- The task: Output the data exactly, with every line intact.

- Information shown:
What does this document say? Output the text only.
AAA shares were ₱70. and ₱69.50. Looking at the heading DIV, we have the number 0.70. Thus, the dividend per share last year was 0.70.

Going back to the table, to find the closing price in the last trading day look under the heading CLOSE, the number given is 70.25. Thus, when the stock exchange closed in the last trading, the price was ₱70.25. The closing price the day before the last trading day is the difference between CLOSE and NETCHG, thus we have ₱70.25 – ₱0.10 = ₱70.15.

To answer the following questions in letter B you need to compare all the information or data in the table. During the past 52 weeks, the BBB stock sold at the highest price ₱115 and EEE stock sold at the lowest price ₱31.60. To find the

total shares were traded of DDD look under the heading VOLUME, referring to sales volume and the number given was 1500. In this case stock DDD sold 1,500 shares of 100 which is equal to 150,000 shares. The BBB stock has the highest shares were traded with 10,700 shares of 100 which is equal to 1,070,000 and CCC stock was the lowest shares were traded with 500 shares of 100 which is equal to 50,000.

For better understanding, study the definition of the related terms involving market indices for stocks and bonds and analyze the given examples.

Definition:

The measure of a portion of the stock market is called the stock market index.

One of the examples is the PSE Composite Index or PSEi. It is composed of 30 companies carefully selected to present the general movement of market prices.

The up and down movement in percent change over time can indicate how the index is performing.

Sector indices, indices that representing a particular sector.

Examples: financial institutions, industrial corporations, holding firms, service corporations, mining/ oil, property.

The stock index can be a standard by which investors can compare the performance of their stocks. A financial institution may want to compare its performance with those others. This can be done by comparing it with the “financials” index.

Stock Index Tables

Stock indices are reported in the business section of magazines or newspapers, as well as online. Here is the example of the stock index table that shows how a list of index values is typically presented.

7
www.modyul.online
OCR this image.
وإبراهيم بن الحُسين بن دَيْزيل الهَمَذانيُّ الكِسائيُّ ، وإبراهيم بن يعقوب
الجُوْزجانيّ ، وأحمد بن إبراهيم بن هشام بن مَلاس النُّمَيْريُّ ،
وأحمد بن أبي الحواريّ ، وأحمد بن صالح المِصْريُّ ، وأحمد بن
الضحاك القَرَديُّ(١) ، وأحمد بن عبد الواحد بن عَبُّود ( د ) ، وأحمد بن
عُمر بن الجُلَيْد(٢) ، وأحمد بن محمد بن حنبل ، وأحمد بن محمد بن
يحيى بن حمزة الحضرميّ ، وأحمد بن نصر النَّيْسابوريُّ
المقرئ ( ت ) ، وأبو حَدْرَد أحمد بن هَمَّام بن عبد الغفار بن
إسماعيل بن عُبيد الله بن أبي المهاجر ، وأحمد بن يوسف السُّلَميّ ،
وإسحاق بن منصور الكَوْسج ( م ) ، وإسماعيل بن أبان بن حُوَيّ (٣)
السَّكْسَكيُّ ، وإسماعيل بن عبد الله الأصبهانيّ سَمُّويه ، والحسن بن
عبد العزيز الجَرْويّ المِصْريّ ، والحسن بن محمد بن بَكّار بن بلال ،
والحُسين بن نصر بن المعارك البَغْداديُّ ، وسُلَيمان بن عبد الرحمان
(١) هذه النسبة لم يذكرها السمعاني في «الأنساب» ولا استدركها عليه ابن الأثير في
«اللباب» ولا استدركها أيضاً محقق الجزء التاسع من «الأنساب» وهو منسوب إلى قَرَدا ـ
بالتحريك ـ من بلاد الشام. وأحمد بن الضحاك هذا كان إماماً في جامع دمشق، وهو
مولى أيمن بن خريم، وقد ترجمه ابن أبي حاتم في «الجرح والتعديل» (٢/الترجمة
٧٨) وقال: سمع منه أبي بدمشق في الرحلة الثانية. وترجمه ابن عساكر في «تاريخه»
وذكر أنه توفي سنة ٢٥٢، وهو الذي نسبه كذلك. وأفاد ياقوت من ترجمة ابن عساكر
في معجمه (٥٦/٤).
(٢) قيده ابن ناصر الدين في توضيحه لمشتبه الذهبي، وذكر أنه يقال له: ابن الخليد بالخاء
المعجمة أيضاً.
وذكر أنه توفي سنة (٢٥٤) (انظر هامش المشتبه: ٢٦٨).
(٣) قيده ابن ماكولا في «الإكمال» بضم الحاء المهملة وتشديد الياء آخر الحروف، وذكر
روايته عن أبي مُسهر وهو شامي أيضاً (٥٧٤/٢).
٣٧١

- Output of the task:
What does this document say? Output the text only.
AAA shares were ₱70. and ₱69.50. Looking at the heading DIV, we have the number 0.70. Thus, the dividend per share last year was 0.70.

Going back to the table, to find the closing price in the last trading day look under the heading CLOSE, the number given is 70.25. Thus, when the stock exchange closed in the last trading, the price was ₱70.25. The closing price the day before the last trading day is the difference between CLOSE and NETCHG, thus we have ₱70.25 – ₱0.10 = ₱70.15.

To answer the following questions in letter B you need to compare all the information or data in the table. During the past 52 weeks, the BBB stock sold at the highest price ₱115 and EEE stock sold at the lowest price ₱31.60. To find the

total shares were traded of DDD look under the heading VOLUME, referring to sales volume and the number given was 1500. In this case stock DDD sold 1,500 shares of 100 which is equal to 150,000 shares. The BBB stock has the highest shares were traded with 10,700 shares of 100 which is equal to 1,070,000 and CCC stock was the lowest shares were traded with 500 shares of 100 which is equal to 50,000.

For better understanding, study the definition of the related terms involving market indices for stocks and bonds and analyze the given examples.

Definition:

The measure of a portion of the stock market is called the stock market index.

One of the examples is the PSE Composite Index or PSEi. It is composed of 30 companies carefully selected to present the general movement of market prices.

The up and down movement in percent change over time can indicate how the index is performing.

Sector indices, indices that representing a particular sector.

Examples: financial institutions, industrial corporations, holding firms, service corporations, mining/ oil, property.

The stock index can be a standard by which investors can compare the performance of their stocks. A financial institution may want to compare its performance with those others. This can be done by comparing it with the “financials” index.

Stock Index Tables

Stock indices are reported in the business section of magazines or newspapers, as well as online. Here is the example of the stock index table that shows how a list of index values is typically presented.

7
www.modyul.online
OCR this image.
وإبراهيم بن الحُسين بن دَيْزيل الهَمَذانيُّ الكِسائيُّ ، وإبراهيم بن يعقوب
الجُوْزجانيّ ، وأحمد بن إبراهيم بن هشام بن مَلاس النُّمَيْريُّ ،
وأحمد بن أبي الحواريّ ، وأحمد بن صالح المِصْريُّ ، وأحمد بن
الضحاك القَرَديُّ(١) ، وأحمد بن عبد الواحد بن عَبُّود ( د ) ، وأحمد بن
عُمر بن الجُلَيْد(٢) ، وأحمد بن محمد بن حنبل ، وأحمد بن محمد بن
يحيى بن حمزة الحضرميّ ، وأحمد بن نصر النَّيْسابوريُّ
المقرئ ( ت ) ، وأبو حَدْرَد أحمد بن هَمَّام بن عبد الغفار بن
إسماعيل بن عُبيد الله بن أبي المهاجر ، وأحمد بن يوسف السُّلَميّ ،
وإسحاق بن منصور الكَوْسج ( م ) ، وإسماعيل بن أبان بن حُوَيّ (٣)
السَّكْسَكيُّ ، وإسماعيل بن عبد الله الأصبهانيّ سَمُّويه ، والحسن بن
عبد العزيز الجَرْويّ المِصْريّ ، والحسن بن محمد بن بَكّار بن بلال ،
والحُسين بن نصر بن المعارك البَغْداديُّ ، وسُلَيمان بن عبد الرحمان
(١) هذه النسبة لم يذكرها السمعاني في «الأنساب» ولا استدركها عليه ابن الأثير في
«اللباب» ولا استدركها أيضاً محقق الجزء التاسع من «الأنساب» وهو منسوب إلى قَرَدا ـ
بالتحريك ـ من بلاد الشام. وأحمد بن الضحاك هذا كان إماماً في جامع دمشق، وهو
مولى أيمن بن خريم، وقد ترجمه ابن أبي حاتم في «الجرح والتعديل» (٢/الترجمة
٧٨) وقال: سمع منه أبي بدمشق في الرحلة الثانية. وترجمه ابن عساكر في «تاريخه»
وذكر أنه توفي سنة ٢٥٢، وهو الذي نسبه كذلك. وأفاد ياقوت من ترجمة ابن عساكر
في معجمه (٥٦/٤).
(٢) قيده ابن ناصر الدين في توضيحه لمشتبه الذهبي، وذكر أنه يقال له: ابن الخليد بالخاء
المعجمة أيضاً.
وذكر أنه توفي سنة (٢٥٤) (انظر هامش المشتبه: ٢٦٨).
(٣) قيده ابن ماكولا في «الإكمال» بضم الحاء المهملة وتشديد الياء آخر الحروف، وذكر
روايته عن أبي مُسهر وهو شامي أيضاً (٥٧٤/٢).
٣٧١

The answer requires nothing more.